- Given problem: Look for "less" in the listing below. Gather each line that contains it.

- Available data:
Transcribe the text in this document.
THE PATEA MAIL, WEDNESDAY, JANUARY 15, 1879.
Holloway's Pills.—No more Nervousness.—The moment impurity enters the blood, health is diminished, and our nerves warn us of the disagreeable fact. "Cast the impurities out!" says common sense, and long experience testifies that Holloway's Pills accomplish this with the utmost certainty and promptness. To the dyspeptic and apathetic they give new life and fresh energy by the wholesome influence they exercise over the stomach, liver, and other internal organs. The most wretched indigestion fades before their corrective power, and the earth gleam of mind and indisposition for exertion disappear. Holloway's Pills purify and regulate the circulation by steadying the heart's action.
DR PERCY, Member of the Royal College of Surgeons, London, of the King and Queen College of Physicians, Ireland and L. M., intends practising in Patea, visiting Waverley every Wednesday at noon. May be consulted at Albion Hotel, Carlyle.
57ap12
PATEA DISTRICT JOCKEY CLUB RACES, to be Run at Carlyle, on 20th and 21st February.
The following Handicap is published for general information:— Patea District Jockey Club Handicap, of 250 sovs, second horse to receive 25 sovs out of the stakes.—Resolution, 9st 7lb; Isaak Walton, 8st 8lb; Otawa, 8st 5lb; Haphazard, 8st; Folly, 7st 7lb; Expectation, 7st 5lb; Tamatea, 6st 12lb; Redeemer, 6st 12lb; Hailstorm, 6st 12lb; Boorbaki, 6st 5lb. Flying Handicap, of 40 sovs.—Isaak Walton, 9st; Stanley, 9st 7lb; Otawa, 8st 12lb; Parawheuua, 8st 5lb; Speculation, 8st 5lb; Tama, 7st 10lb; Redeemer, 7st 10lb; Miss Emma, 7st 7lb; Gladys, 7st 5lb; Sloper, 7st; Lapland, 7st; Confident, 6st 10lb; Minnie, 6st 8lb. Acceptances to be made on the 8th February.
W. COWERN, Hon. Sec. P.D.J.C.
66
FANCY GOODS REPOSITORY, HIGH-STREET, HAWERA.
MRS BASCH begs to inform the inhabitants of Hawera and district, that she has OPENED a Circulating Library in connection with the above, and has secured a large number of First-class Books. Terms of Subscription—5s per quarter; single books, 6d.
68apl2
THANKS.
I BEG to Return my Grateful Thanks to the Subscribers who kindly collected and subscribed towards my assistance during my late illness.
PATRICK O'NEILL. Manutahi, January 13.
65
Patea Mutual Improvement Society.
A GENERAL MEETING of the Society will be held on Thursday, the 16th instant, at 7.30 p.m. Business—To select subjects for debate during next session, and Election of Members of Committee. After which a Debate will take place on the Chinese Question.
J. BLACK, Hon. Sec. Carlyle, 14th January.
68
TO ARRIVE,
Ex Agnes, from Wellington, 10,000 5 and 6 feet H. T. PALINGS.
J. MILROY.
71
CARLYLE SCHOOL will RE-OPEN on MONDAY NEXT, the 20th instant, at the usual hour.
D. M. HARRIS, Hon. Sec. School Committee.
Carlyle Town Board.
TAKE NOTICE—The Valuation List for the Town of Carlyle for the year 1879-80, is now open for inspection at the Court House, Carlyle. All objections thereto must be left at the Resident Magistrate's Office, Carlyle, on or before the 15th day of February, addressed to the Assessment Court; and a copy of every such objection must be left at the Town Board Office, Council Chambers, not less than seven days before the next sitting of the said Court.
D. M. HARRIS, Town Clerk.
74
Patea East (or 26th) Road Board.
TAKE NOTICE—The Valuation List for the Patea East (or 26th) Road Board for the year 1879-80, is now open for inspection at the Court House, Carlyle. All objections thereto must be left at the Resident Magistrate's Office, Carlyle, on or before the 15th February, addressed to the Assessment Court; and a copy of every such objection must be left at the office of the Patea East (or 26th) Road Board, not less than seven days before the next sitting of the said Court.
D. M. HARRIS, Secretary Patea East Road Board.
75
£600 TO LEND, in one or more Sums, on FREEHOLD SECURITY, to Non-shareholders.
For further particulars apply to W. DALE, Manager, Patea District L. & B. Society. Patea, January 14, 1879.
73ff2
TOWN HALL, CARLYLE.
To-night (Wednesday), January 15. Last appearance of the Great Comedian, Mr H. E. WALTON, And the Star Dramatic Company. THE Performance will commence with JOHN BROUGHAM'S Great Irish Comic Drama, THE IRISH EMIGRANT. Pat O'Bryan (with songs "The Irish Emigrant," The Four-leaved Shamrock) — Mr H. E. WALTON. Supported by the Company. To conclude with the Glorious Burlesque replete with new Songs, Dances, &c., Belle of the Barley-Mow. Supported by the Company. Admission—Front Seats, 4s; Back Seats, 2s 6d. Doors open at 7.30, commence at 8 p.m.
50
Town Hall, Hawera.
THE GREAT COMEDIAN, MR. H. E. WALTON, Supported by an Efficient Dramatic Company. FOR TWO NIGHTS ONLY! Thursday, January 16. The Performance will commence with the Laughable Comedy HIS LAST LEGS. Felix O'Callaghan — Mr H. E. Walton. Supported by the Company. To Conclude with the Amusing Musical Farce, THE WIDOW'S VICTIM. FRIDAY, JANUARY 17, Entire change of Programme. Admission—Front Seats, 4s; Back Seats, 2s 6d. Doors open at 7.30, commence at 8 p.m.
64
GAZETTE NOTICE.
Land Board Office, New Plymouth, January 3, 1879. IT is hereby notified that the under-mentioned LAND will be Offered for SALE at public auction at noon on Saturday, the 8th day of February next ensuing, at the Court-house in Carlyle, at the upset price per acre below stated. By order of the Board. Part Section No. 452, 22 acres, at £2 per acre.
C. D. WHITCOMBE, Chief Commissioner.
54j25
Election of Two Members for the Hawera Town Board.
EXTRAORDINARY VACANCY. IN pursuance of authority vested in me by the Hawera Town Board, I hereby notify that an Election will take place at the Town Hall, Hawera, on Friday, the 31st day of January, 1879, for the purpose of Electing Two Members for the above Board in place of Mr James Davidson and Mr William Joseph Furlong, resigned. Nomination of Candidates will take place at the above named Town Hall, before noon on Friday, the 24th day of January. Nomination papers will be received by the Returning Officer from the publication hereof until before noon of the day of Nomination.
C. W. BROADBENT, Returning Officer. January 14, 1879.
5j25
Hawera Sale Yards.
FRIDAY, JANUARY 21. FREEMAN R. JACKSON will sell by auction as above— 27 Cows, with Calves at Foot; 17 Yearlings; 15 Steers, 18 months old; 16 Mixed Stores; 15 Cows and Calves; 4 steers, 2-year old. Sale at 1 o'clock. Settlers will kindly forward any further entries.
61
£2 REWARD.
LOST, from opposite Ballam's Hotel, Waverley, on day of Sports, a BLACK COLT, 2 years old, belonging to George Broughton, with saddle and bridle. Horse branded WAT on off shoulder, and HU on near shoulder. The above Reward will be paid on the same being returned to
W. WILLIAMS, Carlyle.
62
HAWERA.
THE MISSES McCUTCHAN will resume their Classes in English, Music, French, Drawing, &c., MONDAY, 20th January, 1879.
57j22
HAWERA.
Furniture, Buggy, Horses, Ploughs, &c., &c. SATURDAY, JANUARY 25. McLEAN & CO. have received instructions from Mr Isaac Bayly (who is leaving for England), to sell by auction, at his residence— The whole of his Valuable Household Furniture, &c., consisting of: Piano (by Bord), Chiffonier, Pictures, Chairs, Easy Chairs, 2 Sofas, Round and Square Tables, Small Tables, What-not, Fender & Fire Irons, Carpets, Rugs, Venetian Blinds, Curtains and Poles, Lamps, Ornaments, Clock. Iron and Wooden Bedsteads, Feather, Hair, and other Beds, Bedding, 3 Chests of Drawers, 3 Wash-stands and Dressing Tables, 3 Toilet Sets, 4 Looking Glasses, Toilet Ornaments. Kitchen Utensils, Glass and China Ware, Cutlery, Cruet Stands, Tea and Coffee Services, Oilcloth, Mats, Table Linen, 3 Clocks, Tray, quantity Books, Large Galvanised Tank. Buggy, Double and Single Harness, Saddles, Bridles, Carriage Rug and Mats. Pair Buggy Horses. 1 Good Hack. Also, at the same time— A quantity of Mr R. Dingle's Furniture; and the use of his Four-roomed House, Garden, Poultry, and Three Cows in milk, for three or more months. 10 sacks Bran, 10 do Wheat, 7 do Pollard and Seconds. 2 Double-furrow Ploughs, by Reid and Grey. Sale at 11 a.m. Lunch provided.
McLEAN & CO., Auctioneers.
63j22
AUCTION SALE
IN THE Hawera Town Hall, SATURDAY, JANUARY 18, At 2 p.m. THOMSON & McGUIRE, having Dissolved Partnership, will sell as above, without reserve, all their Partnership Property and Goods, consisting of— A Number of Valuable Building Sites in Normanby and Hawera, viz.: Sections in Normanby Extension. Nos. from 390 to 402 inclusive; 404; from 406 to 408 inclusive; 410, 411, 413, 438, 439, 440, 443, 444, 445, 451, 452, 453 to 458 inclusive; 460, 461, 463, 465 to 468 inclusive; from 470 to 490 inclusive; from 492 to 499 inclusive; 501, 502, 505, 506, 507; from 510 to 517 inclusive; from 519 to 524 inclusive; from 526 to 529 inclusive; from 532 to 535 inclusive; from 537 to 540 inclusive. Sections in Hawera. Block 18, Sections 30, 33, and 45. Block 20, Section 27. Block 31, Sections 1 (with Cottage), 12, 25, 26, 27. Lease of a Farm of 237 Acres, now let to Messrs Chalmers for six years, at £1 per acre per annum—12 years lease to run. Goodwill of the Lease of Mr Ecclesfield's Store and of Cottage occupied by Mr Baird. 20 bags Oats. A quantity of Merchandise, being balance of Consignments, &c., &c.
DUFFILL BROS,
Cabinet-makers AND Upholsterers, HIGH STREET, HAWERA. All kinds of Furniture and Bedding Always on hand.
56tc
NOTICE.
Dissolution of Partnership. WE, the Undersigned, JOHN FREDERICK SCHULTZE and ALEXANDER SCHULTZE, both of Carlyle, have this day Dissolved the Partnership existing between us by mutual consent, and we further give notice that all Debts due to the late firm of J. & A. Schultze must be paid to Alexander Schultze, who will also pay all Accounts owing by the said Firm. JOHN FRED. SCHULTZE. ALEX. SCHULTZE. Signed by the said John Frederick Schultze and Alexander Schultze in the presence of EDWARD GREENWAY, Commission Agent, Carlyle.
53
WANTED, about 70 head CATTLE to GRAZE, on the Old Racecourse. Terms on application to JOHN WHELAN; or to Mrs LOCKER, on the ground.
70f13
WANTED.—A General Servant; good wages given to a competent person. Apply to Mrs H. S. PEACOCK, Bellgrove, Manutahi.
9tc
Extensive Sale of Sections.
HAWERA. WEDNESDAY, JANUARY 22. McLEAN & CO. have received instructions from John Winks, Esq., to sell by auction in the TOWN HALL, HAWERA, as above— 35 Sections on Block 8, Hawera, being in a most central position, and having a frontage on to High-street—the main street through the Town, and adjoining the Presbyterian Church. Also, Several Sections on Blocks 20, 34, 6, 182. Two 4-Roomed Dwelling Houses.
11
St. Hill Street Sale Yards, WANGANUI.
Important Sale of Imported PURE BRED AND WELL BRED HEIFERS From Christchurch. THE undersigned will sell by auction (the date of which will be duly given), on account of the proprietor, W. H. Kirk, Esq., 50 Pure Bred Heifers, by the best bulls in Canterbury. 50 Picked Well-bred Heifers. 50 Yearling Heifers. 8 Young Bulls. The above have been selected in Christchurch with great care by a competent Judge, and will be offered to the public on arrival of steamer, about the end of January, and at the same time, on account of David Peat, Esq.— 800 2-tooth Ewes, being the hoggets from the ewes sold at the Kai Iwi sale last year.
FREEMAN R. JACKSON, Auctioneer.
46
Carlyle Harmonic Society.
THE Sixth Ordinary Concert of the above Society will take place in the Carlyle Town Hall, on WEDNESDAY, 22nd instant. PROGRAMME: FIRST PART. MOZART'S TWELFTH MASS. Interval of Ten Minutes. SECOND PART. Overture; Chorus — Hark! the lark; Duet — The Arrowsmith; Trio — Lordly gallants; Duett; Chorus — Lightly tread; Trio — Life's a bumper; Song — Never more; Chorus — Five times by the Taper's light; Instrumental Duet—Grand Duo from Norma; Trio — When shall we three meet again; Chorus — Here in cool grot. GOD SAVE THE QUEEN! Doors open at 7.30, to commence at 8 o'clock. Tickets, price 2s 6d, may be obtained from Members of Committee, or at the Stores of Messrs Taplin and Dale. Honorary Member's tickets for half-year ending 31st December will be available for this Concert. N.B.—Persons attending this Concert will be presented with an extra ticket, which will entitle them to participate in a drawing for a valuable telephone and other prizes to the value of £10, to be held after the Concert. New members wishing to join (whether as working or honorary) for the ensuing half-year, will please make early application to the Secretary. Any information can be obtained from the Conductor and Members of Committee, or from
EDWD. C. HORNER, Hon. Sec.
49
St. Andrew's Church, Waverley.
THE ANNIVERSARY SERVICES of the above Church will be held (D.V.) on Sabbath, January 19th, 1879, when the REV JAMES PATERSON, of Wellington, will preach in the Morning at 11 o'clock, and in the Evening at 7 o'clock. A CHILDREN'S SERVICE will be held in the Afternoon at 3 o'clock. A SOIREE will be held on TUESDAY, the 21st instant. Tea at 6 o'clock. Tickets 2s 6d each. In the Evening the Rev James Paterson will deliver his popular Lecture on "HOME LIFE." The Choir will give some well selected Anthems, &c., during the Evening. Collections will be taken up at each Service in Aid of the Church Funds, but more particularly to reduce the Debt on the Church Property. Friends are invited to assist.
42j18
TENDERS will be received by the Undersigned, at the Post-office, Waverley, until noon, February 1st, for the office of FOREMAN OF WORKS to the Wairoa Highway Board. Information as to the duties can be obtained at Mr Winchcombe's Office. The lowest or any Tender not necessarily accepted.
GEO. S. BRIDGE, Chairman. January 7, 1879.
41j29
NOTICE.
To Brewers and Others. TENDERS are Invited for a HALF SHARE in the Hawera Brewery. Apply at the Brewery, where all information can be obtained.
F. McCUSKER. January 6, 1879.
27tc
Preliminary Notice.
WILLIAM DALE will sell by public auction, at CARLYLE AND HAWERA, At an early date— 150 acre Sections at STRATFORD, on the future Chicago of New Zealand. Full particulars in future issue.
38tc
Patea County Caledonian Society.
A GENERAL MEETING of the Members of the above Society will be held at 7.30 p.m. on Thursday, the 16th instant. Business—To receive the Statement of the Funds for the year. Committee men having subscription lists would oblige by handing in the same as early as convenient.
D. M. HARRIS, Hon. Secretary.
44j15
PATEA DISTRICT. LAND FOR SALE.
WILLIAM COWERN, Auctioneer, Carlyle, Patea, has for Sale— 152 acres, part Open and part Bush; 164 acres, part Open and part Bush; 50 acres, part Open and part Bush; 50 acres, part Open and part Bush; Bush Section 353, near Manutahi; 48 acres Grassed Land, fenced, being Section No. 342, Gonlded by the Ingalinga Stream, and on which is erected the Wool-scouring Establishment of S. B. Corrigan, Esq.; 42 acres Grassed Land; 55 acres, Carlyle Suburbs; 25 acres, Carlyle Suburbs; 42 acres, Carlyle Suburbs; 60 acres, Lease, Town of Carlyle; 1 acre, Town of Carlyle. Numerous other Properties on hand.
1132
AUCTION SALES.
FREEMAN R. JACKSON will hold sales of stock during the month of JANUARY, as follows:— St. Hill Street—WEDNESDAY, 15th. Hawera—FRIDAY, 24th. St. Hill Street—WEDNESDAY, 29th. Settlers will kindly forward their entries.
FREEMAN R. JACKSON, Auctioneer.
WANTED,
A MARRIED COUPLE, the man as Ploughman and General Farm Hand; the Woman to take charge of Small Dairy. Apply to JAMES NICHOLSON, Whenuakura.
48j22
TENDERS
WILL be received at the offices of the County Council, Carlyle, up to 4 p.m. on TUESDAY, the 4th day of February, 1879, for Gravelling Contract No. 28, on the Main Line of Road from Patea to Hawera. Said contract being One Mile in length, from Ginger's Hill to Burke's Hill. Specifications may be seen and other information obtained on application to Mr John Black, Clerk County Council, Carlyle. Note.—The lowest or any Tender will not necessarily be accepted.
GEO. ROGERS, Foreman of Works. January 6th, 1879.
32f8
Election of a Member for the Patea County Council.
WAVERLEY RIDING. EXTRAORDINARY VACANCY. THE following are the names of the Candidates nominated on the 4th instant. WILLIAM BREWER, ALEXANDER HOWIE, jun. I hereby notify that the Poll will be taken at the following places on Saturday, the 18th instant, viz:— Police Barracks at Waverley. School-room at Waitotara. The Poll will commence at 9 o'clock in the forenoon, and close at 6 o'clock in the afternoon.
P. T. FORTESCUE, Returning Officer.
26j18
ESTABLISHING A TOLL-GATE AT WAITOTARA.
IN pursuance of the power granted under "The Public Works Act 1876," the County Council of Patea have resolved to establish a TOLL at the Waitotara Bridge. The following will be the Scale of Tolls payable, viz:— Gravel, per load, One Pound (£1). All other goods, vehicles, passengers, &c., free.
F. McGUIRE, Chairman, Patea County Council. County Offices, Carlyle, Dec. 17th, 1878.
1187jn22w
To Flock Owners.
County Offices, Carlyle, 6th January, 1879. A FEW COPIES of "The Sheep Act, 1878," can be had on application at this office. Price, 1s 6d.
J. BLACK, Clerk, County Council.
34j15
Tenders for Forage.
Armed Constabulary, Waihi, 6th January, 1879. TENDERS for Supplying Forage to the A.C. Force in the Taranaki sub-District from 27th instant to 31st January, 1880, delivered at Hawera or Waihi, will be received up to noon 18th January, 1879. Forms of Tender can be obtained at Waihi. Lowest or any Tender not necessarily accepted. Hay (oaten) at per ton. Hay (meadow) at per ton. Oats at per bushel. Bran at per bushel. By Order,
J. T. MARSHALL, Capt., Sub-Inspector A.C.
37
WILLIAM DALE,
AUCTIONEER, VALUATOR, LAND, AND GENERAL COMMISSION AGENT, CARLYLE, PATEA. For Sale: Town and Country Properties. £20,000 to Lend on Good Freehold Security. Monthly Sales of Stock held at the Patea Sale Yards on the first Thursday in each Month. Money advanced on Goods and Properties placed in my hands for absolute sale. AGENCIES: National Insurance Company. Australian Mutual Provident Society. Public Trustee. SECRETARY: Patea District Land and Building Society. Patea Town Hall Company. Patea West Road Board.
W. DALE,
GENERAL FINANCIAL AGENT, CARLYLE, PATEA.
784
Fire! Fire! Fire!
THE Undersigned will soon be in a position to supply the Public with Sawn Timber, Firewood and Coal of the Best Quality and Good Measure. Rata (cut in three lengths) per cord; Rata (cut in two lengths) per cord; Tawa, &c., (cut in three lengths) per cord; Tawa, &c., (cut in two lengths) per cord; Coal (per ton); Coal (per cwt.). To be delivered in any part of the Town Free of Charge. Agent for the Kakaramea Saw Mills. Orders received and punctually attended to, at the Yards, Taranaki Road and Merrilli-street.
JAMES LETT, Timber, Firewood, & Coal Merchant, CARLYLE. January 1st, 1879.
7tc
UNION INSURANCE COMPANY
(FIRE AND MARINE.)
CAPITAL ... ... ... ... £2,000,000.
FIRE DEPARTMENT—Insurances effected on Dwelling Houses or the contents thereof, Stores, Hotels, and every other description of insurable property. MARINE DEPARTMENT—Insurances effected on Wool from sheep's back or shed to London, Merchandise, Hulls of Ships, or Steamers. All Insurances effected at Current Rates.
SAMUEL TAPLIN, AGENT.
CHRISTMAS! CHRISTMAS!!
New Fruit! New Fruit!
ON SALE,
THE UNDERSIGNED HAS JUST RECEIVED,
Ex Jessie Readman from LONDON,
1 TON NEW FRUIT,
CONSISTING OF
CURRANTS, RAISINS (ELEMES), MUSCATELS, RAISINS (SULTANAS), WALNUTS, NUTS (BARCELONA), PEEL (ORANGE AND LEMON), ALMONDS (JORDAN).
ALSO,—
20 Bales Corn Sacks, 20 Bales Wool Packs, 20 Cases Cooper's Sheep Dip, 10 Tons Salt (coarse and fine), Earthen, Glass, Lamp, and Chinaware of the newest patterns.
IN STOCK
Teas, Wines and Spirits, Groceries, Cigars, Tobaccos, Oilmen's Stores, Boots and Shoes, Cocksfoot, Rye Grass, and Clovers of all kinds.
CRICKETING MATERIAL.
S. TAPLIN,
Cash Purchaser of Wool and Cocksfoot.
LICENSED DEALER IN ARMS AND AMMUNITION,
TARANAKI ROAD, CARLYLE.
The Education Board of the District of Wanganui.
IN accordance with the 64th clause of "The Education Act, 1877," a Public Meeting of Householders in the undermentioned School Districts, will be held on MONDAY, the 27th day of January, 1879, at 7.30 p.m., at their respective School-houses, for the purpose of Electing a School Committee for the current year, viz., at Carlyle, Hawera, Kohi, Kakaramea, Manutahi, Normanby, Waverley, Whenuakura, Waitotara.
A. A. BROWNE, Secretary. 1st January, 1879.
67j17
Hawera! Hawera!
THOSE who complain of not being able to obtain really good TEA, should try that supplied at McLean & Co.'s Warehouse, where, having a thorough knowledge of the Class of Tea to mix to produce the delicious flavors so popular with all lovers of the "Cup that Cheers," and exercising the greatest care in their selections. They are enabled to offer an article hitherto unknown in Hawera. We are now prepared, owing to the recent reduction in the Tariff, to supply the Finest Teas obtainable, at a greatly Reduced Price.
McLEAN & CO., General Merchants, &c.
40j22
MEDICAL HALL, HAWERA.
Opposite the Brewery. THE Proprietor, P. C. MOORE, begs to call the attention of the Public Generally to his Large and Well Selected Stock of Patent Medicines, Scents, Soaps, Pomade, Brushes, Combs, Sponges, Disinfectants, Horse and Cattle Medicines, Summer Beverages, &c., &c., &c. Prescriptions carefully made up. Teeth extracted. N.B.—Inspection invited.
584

- Task solution:
TAKE NOTICE—The Valuation List for the Town of Carlyle for the year 1879-80, is now open for inspection at the Court House, Carlyle. All objections thereto must be left at the Resident Magistrate's Office, Carlyle, on or before the 15th day of February, addressed to the Assessment Court; and a copy of every such objection must be left at the Town Board Office, Council Chambers, not less than seven days before the next sitting of the said Court.
TAKE NOTICE—The Valuation List for the Patea East (or 26th) Road Board for the year 1879-80, is now open for inspection at the Court House, Carlyle. All objections thereto must be left at the Resident Magistrate's Office, Carlyle, on or before the 15th February, addressed to the Assessment Court; and a copy of every such objection must be left at the office of the Patea East (or 26th) Road Board, not less than seven days before the next sitting of the said Court.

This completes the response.